The success at Polar Park may also lead to the technology being transported to Fenway Park and JetBlue Park, the Boston Red Sox's spring training stadium in Fort Myers, Fla., though there's no firm roadmap. Lucchino played a role in the past in the design and upgrades at both parks.

With the baseball season approaching, all 30 teams are juggling capacity protocols and adjusting ticketing and contactless technology. The Los Angeles Dodgers, for example, last week announced all tickets will be issued digitally and scanned at stadium entrances from mobile devices.

The Dodgers have installed cash-to-card kiosks throughout Dodger Stadium to transfer funds to Mastercard debit accounts (the Dodgers are requiring all transactions be contactless and cashless). The Dodgers use concession payment technology from Appetize and in late 2020 installed a contactless and cloud-based payment system as part of a broader stadium overhaul.

Cash payments are expected to fade at sports venues over the next four years as shifts in consumer and merchant behavior create more comfort and demand for contactless payments.

“It’s been a learning experience. It’s been a positive response, but it’s also been about teaching the guests the new technology and making sure we get the information out to them and that they have an understanding of what to expect when they come to the facility," said Dwight Johnson, vice president of arena operations for the NBA's Memphis Grizzlies, whose current attendance cap is 3,500 (about 20% of the total capacity of FedEx Forum). The team's next project is to add mobile ordering through an integration with Venuetix, the Grizzlies' app provider.

“This year has made it a little easier for us to make the switch. It allowed us to try new ideas a little quicker than we would have normally done it," Johnson said. "It allowed us to test it also in the season, when we don’t have full capacity just yet. We’re testing things; we’re seeing what works. We’re seeing what we need to tweak and make changes as we see fit."

> TASK DIRECTIONS:
Reproduce the entire excerpt about contactless payments at sports venues, word for word.

> DATA SHOWN:
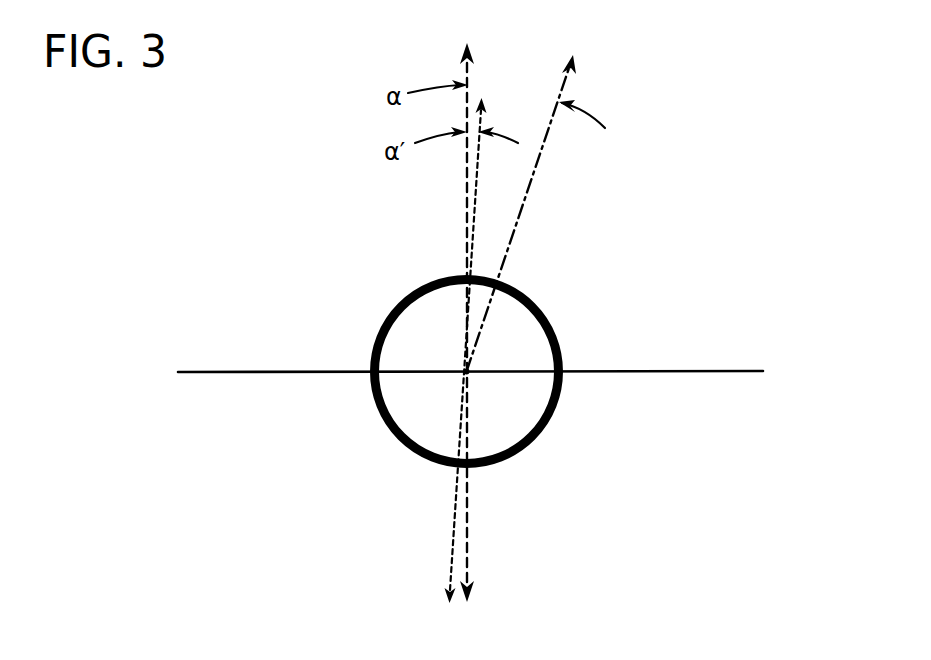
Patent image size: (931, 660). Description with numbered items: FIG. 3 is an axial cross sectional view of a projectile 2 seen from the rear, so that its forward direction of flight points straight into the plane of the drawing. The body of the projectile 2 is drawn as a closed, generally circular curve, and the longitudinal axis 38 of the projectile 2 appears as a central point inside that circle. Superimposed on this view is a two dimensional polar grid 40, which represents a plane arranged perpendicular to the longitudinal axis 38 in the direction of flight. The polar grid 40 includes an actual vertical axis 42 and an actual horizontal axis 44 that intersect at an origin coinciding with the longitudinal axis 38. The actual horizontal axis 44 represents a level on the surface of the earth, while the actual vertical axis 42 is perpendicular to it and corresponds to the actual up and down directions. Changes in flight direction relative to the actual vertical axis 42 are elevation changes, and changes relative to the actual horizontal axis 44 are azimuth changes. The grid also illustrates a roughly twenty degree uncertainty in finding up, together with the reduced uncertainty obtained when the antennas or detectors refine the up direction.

> RESULT OF THIS TASK:
The success at Polar Park may also lead to the technology being transported to Fenway Park and JetBlue Park, the Boston Red Sox's spring training stadium in Fort Myers, Fla., though there's no firm roadmap. Lucchino played a role in the past in the design and upgrades at both parks.

With the baseball season approaching, all 30 teams are juggling capacity protocols and adjusting ticketing and contactless technology. The Los Angeles Dodgers, for example, last week announced all tickets will be issued digitally and scanned at stadium entrances from mobile devices.

The Dodgers have installed cash-to-card kiosks throughout Dodger Stadium to transfer funds to Mastercard debit accounts (the Dodgers are requiring all transactions be contactless and cashless). The Dodgers use concession payment technology from Appetize and in late 2020 installed a contactless and cloud-based payment system as part of a broader stadium overhaul.

Cash payments are expected to fade at sports venues over the next four years as shifts in consumer and merchant behavior create more comfort and demand for contactless payments.

“It’s been a learning experience. It’s been a positive response, but it’s also been about teaching the guests the new technology and making sure we get the information out to them and that they have an understanding of what to expect when they come to the facility," said Dwight Johnson, vice president of arena operations for the NBA's Memphis Grizzlies, whose current attendance cap is 3,500 (about 20% of the total capacity of FedEx Forum). The team's next project is to add mobile ordering through an integration with Venuetix, the Grizzlies' app provider.

“This year has made it a little easier for us to make the switch. It allowed us to try new ideas a little quicker than we would have normally done it," Johnson said. "It allowed us to test it also in the season, when we don’t have full capacity just yet. We’re testing things; we’re seeing what works. We’re seeing what we need to tweak and make changes as we see fit."